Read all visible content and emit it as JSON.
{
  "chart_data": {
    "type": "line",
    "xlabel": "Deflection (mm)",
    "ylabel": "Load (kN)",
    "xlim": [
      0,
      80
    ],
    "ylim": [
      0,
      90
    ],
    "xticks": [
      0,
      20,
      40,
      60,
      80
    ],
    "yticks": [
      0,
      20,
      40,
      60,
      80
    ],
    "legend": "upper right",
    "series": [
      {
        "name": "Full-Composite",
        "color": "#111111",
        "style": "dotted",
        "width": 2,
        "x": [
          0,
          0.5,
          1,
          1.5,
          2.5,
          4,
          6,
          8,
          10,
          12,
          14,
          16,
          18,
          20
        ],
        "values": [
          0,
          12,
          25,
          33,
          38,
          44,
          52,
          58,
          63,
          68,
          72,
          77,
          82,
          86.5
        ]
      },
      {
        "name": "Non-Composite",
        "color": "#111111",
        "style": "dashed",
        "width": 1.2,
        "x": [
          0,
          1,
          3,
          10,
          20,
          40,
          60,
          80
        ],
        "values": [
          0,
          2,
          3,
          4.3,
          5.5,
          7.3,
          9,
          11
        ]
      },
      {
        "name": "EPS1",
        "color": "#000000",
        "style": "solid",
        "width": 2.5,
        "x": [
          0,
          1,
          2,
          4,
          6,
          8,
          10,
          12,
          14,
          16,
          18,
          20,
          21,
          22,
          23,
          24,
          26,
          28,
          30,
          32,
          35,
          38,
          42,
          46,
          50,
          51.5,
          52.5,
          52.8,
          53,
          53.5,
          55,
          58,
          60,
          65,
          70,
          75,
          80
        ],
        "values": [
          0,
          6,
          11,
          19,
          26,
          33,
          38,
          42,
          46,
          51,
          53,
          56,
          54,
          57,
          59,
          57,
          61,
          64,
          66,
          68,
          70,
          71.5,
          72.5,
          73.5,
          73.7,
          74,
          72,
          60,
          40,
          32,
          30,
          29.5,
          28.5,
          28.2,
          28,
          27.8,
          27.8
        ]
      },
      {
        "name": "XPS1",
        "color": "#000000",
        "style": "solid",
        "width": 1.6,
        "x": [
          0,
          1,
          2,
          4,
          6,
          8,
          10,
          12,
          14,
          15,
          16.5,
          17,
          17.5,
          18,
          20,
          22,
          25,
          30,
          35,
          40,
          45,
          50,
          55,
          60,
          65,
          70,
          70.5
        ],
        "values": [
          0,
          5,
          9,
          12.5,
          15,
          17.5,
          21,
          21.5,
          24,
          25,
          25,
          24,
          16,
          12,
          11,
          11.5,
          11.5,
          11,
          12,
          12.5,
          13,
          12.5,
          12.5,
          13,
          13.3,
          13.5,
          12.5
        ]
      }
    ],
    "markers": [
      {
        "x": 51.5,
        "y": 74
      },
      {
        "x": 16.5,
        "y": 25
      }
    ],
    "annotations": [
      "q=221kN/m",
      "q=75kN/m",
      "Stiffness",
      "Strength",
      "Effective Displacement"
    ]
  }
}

Directions for this task: Pull out each line containing the word "style" and copy it.

Response for this exercise:
        "style": "dotted",
        "style": "dashed",
        "style": "solid",
        "style": "solid",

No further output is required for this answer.